Task prompt
Can you copy out the data exactly? Leave the images out.

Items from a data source
━━━━━━━━━━━━━━━━━━━━

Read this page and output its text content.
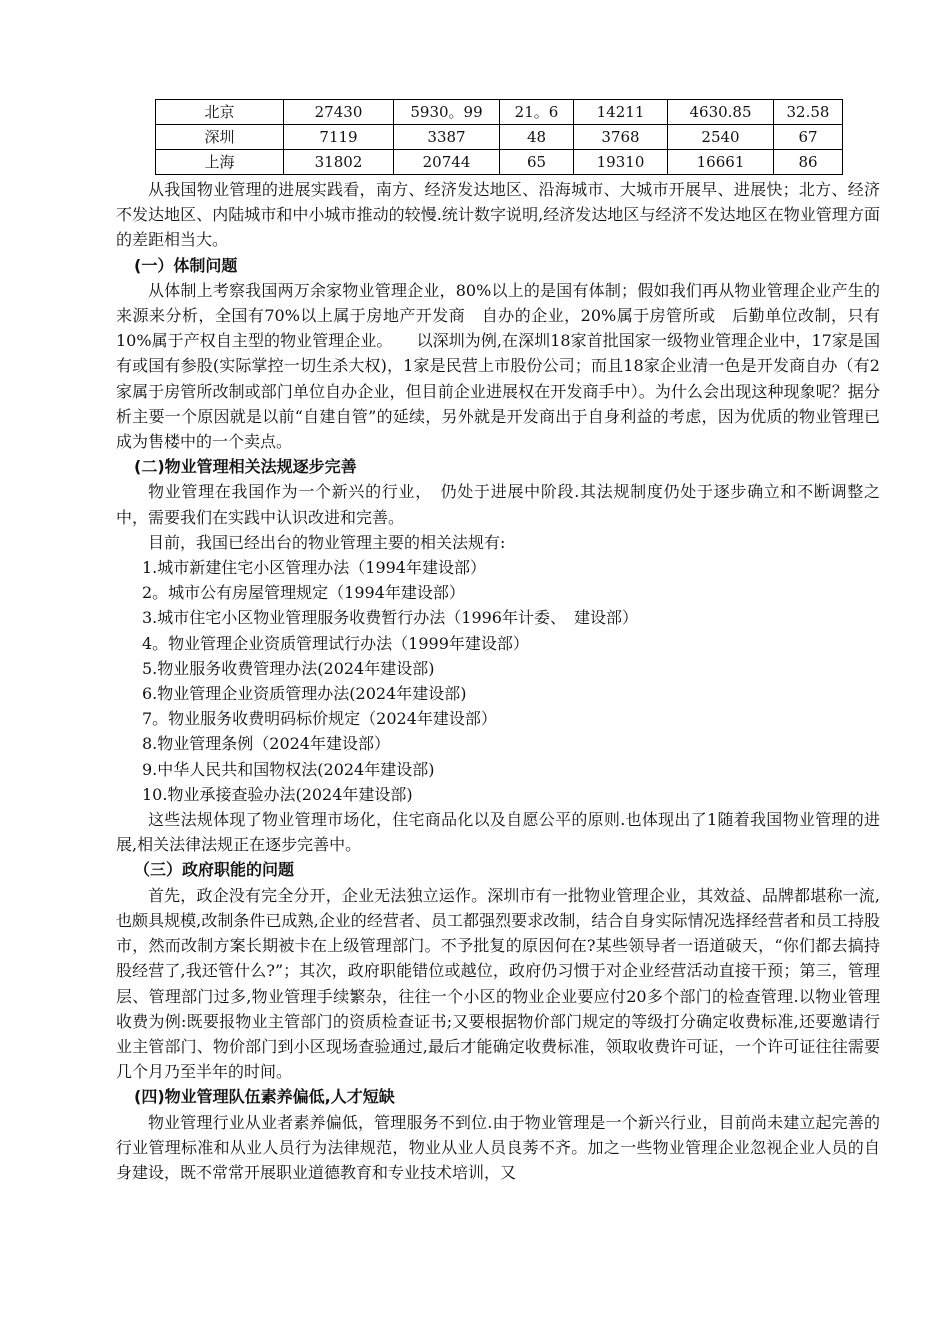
北京	27430	5930。99	21。6	14211	4630.85	32.58
深圳	7119	3387	48	3768	2540	67
上海	31802	20744	65	19310	16661	86

从我国物业管理的进展实践看，南方、经济发达地区、沿海城市、大城市开展早、进展快；北方、经济不发达地区、内陆城市和中小城市推动的较慢.统计数字说明,经济发达地区与经济不发达地区在物业管理方面的差距相当大。

(一）体制问题

从体制上考察我国两万余家物业管理企业，80%以上的是国有体制；假如我们再从物业管理企业产生的来源来分析，全国有70%以上属于房地产开发商　自办的企业，20%属于房管所或　后勤单位改制，只有10%属于产权自主型的物业管理企业。　　以深圳为例,在深圳18家首批国家一级物业管理企业中，17家是国有或国有参股(实际掌控一切生杀大权)，1家是民营上市股份公司；而且18家企业清一色是开发商自办（有2家属于房管所改制或部门单位自办企业，但目前企业进展权在开发商手中）。为什么会出现这种现象呢？据分析主要一个原因就是以前“自建自管”的延续，另外就是开发商出于自身利益的考虑，因为优质的物业管理已成为售楼中的一个卖点。

(二)物业管理相关法规逐步完善

物业管理在我国作为一个新兴的行业，　仍处于进展中阶段.其法规制度仍处于逐步确立和不断调整之中，需要我们在实践中认识改进和完善。

目前，我国已经出台的物业管理主要的相关法规有:

1.城市新建住宅小区管理办法（1994年建设部）

2。城市公有房屋管理规定（1994年建设部）

3.城市住宅小区物业管理服务收费暂行办法（1996年计委、　建设部）

4。物业管理企业资质管理试行办法（1999年建设部）

5.物业服务收费管理办法(2024年建设部)

6.物业管理企业资质管理办法(2024年建设部)

7。物业服务收费明码标价规定（2024年建设部）

8.物业管理条例（2024年建设部）

9.中华人民共和国物权法(2024年建设部)

10.物业承接查验办法(2024年建设部)

这些法规体现了物业管理市场化，住宅商品化以及自愿公平的原则.也体现出了1随着我国物业管理的进展,相关法律法规正在逐步完善中。

（三）政府职能的问题

首先，政企没有完全分开，企业无法独立运作。深圳市有一批物业管理企业，其效益、品牌都堪称一流,也颇具规模,改制条件已成熟,企业的经营者、员工都强烈要求改制，结合自身实际情况选择经营者和员工持股市，然而改制方案长期被卡在上级管理部门。不予批复的原因何在?某些领导者一语道破天，“你们都去搞持股经营了,我还管什么?”；其次，政府职能错位或越位，政府仍习惯于对企业经营活动直接干预；第三，管理层、管理部门过多,物业管理手续繁杂，往往一个小区的物业企业要应付20多个部门的检查管理.以物业管理收费为例:既要报物业主管部门的资质检查证书;又要根据物价部门规定的等级打分确定收费标准,还要邀请行业主管部门、物价部门到小区现场查验通过,最后才能确定收费标准，领取收费许可证，一个许可证往往需要几个月乃至半年的时间。

(四)物业管理队伍素养偏低,人才短缺

物业管理行业从业者素养偏低，管理服务不到位.由于物业管理是一个新兴行业，目前尚未建立起完善的行业管理标准和从业人员行为法律规范，物业从业人员良莠不齐。加之一些物业管理企业忽视企业人员的自身建设，既不常常开展职业道德教育和专业技术培训，又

━━━━━━━━━━━━━━━━━━━━

Task response
Read this page and output its text content.
北京	27430	5930。99	21。6	14211	4630.85	32.58
深圳	7119	3387	48	3768	2540	67
上海	31802	20744	65	19310	16661	86

从我国物业管理的进展实践看，南方、经济发达地区、沿海城市、大城市开展早、进展快；北方、经济不发达地区、内陆城市和中小城市推动的较慢.统计数字说明,经济发达地区与经济不发达地区在物业管理方面的差距相当大。

(一）体制问题

从体制上考察我国两万余家物业管理企业，80%以上的是国有体制；假如我们再从物业管理企业产生的来源来分析，全国有70%以上属于房地产开发商　自办的企业，20%属于房管所或　后勤单位改制，只有10%属于产权自主型的物业管理企业。　　以深圳为例,在深圳18家首批国家一级物业管理企业中，17家是国有或国有参股(实际掌控一切生杀大权)，1家是民营上市股份公司；而且18家企业清一色是开发商自办（有2家属于房管所改制或部门单位自办企业，但目前企业进展权在开发商手中）。为什么会出现这种现象呢？据分析主要一个原因就是以前“自建自管”的延续，另外就是开发商出于自身利益的考虑，因为优质的物业管理已成为售楼中的一个卖点。

(二)物业管理相关法规逐步完善

物业管理在我国作为一个新兴的行业，　仍处于进展中阶段.其法规制度仍处于逐步确立和不断调整之中，需要我们在实践中认识改进和完善。

目前，我国已经出台的物业管理主要的相关法规有:

1.城市新建住宅小区管理办法（1994年建设部）

2。城市公有房屋管理规定（1994年建设部）

3.城市住宅小区物业管理服务收费暂行办法（1996年计委、　建设部）

4。物业管理企业资质管理试行办法（1999年建设部）

5.物业服务收费管理办法(2024年建设部)

6.物业管理企业资质管理办法(2024年建设部)

7。物业服务收费明码标价规定（2024年建设部）

8.物业管理条例（2024年建设部）

9.中华人民共和国物权法(2024年建设部)

10.物业承接查验办法(2024年建设部)

这些法规体现了物业管理市场化，住宅商品化以及自愿公平的原则.也体现出了1随着我国物业管理的进展,相关法律法规正在逐步完善中。

（三）政府职能的问题

首先，政企没有完全分开，企业无法独立运作。深圳市有一批物业管理企业，其效益、品牌都堪称一流,也颇具规模,改制条件已成熟,企业的经营者、员工都强烈要求改制，结合自身实际情况选择经营者和员工持股市，然而改制方案长期被卡在上级管理部门。不予批复的原因何在?某些领导者一语道破天，“你们都去搞持股经营了,我还管什么?”；其次，政府职能错位或越位，政府仍习惯于对企业经营活动直接干预；第三，管理层、管理部门过多,物业管理手续繁杂，往往一个小区的物业企业要应付20多个部门的检查管理.以物业管理收费为例:既要报物业主管部门的资质检查证书;又要根据物价部门规定的等级打分确定收费标准,还要邀请行业主管部门、物价部门到小区现场查验通过,最后才能确定收费标准，领取收费许可证，一个许可证往往需要几个月乃至半年的时间。

(四)物业管理队伍素养偏低,人才短缺

物业管理行业从业者素养偏低，管理服务不到位.由于物业管理是一个新兴行业，目前尚未建立起完善的行业管理标准和从业人员行为法律规范，物业从业人员良莠不齐。加之一些物业管理企业忽视企业人员的自身建设，既不常常开展职业道德教育和专业技术培训，又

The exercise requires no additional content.